→ **EXERCISE TASK**:
Omit the images. Copy each entry word for word.

Records excerpted from a collection:
=======
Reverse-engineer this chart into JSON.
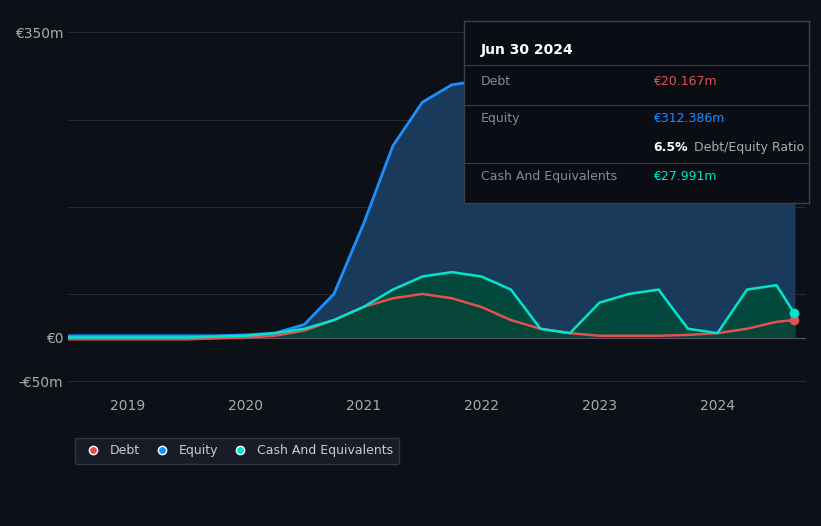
{
  "background_color": "#0d1117",
  "plot_bg_color": "#0d1117",
  "grid_color": "#2a2f3a",
  "title": "Jun 30 2024",
  "table_data": {
    "Debt": {
      "value": "€20.167m",
      "color": "#e05252"
    },
    "Equity": {
      "value": "€312.386m",
      "color": "#1a8fff"
    },
    "ratio_bold": "6.5%",
    "ratio_text": " Debt/Equity Ratio",
    "Cash And Equivalents": {
      "value": "€27.991m",
      "color": "#00e5cc"
    }
  },
  "ylabel_top": "€350m",
  "ylabel_zero": "€0",
  "ylabel_neg": "-€50m",
  "xlim": [
    2018.5,
    2024.75
  ],
  "ylim": [
    -65,
    370
  ],
  "yticks": [
    350,
    0,
    -50
  ],
  "xticks": [
    2019,
    2020,
    2021,
    2022,
    2023,
    2024
  ],
  "equity_color": "#1a8fff",
  "equity_fill": "#1a3a5c",
  "debt_color": "#e05252",
  "debt_fill": "#4a1a2a",
  "cash_color": "#00e5cc",
  "cash_fill": "#004a3a",
  "legend_bg": "#1a1f2b",
  "legend_border": "#3a3f4a",
  "equity_x": [
    2018.5,
    2019.0,
    2019.25,
    2019.5,
    2019.75,
    2020.0,
    2020.25,
    2020.5,
    2020.75,
    2021.0,
    2021.25,
    2021.5,
    2021.75,
    2022.0,
    2022.25,
    2022.5,
    2022.75,
    2023.0,
    2023.25,
    2023.5,
    2023.75,
    2024.0,
    2024.25,
    2024.5,
    2024.65
  ],
  "equity_y": [
    2,
    2,
    2,
    2,
    2,
    3,
    5,
    15,
    50,
    130,
    220,
    270,
    290,
    295,
    310,
    330,
    340,
    340,
    335,
    330,
    330,
    325,
    315,
    312,
    312
  ],
  "debt_x": [
    2018.5,
    2019.0,
    2019.25,
    2019.5,
    2019.75,
    2020.0,
    2020.25,
    2020.5,
    2020.75,
    2021.0,
    2021.25,
    2021.5,
    2021.75,
    2022.0,
    2022.25,
    2022.5,
    2022.75,
    2023.0,
    2023.25,
    2023.5,
    2023.75,
    2024.0,
    2024.25,
    2024.5,
    2024.65
  ],
  "debt_y": [
    -2,
    -2,
    -2,
    -2,
    -1,
    0,
    2,
    8,
    20,
    35,
    45,
    50,
    45,
    35,
    20,
    10,
    5,
    2,
    2,
    2,
    3,
    5,
    10,
    18,
    20
  ],
  "cash_x": [
    2018.5,
    2019.0,
    2019.25,
    2019.5,
    2019.75,
    2020.0,
    2020.25,
    2020.5,
    2020.75,
    2021.0,
    2021.25,
    2021.5,
    2021.75,
    2022.0,
    2022.25,
    2022.5,
    2022.75,
    2023.0,
    2023.25,
    2023.5,
    2023.75,
    2024.0,
    2024.25,
    2024.5,
    2024.65
  ],
  "cash_y": [
    0,
    0,
    0,
    0,
    1,
    2,
    5,
    10,
    20,
    35,
    55,
    70,
    75,
    70,
    55,
    10,
    5,
    40,
    50,
    55,
    10,
    5,
    55,
    60,
    28
  ],
  "dot_size": 6
}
=======
→ **OUTPUT**:
Reverse-engineer this chart into JSON.
{
  "background_color": "#0d1117",
  "plot_bg_color": "#0d1117",
  "grid_color": "#2a2f3a",
  "title": "Jun 30 2024",
  "table_data": {
    "Debt": {
      "value": "€20.167m",
      "color": "#e05252"
    },
    "Equity": {
      "value": "€312.386m",
      "color": "#1a8fff"
    },
    "ratio_bold": "6.5%",
    "ratio_text": " Debt/Equity Ratio",
    "Cash And Equivalents": {
      "value": "€27.991m",
      "color": "#00e5cc"
    }
  },
  "ylabel_top": "€350m",
  "ylabel_zero": "€0",
  "ylabel_neg": "-€50m",
  "xlim": [
    2018.5,
    2024.75
  ],
  "ylim": [
    -65,
    370
  ],
  "yticks": [
    350,
    0,
    -50
  ],
  "xticks": [
    2019,
    2020,
    2021,
    2022,
    2023,
    2024
  ],
  "equity_color": "#1a8fff",
  "equity_fill": "#1a3a5c",
  "debt_color": "#e05252",
  "debt_fill": "#4a1a2a",
  "cash_color": "#00e5cc",
  "cash_fill": "#004a3a",
  "legend_bg": "#1a1f2b",
  "legend_border": "#3a3f4a",
  "equity_x": [
    2018.5,
    2019.0,
    2019.25,
    2019.5,
    2019.75,
    2020.0,
    2020.25,
    2020.5,
    2020.75,
    2021.0,
    2021.25,
    2021.5,
    2021.75,
    2022.0,
    2022.25,
    2022.5,
    2022.75,
    2023.0,
    2023.25,
    2023.5,
    2023.75,
    2024.0,
    2024.25,
    2024.5,
    2024.65
  ],
  "equity_y": [
    2,
    2,
    2,
    2,
    2,
    3,
    5,
    15,
    50,
    130,
    220,
    270,
    290,
    295,
    310,
    330,
    340,
    340,
    335,
    330,
    330,
    325,
    315,
    312,
    312
  ],
  "debt_x": [
    2018.5,
    2019.0,
    2019.25,
    2019.5,
    2019.75,
    2020.0,
    2020.25,
    2020.5,
    2020.75,
    2021.0,
    2021.25,
    2021.5,
    2021.75,
    2022.0,
    2022.25,
    2022.5,
    2022.75,
    2023.0,
    2023.25,
    2023.5,
    2023.75,
    2024.0,
    2024.25,
    2024.5,
    2024.65
  ],
  "debt_y": [
    -2,
    -2,
    -2,
    -2,
    -1,
    0,
    2,
    8,
    20,
    35,
    45,
    50,
    45,
    35,
    20,
    10,
    5,
    2,
    2,
    2,
    3,
    5,
    10,
    18,
    20
  ],
  "cash_x": [
    2018.5,
    2019.0,
    2019.25,
    2019.5,
    2019.75,
    2020.0,
    2020.25,
    2020.5,
    2020.75,
    2021.0,
    2021.25,
    2021.5,
    2021.75,
    2022.0,
    2022.25,
    2022.5,
    2022.75,
    2023.0,
    2023.25,
    2023.5,
    2023.75,
    2024.0,
    2024.25,
    2024.5,
    2024.65
  ],
  "cash_y": [
    0,
    0,
    0,
    0,
    1,
    2,
    5,
    10,
    20,
    35,
    55,
    70,
    75,
    70,
    55,
    10,
    5,
    40,
    50,
    55,
    10,
    5,
    55,
    60,
    28
  ],
  "dot_size": 6
}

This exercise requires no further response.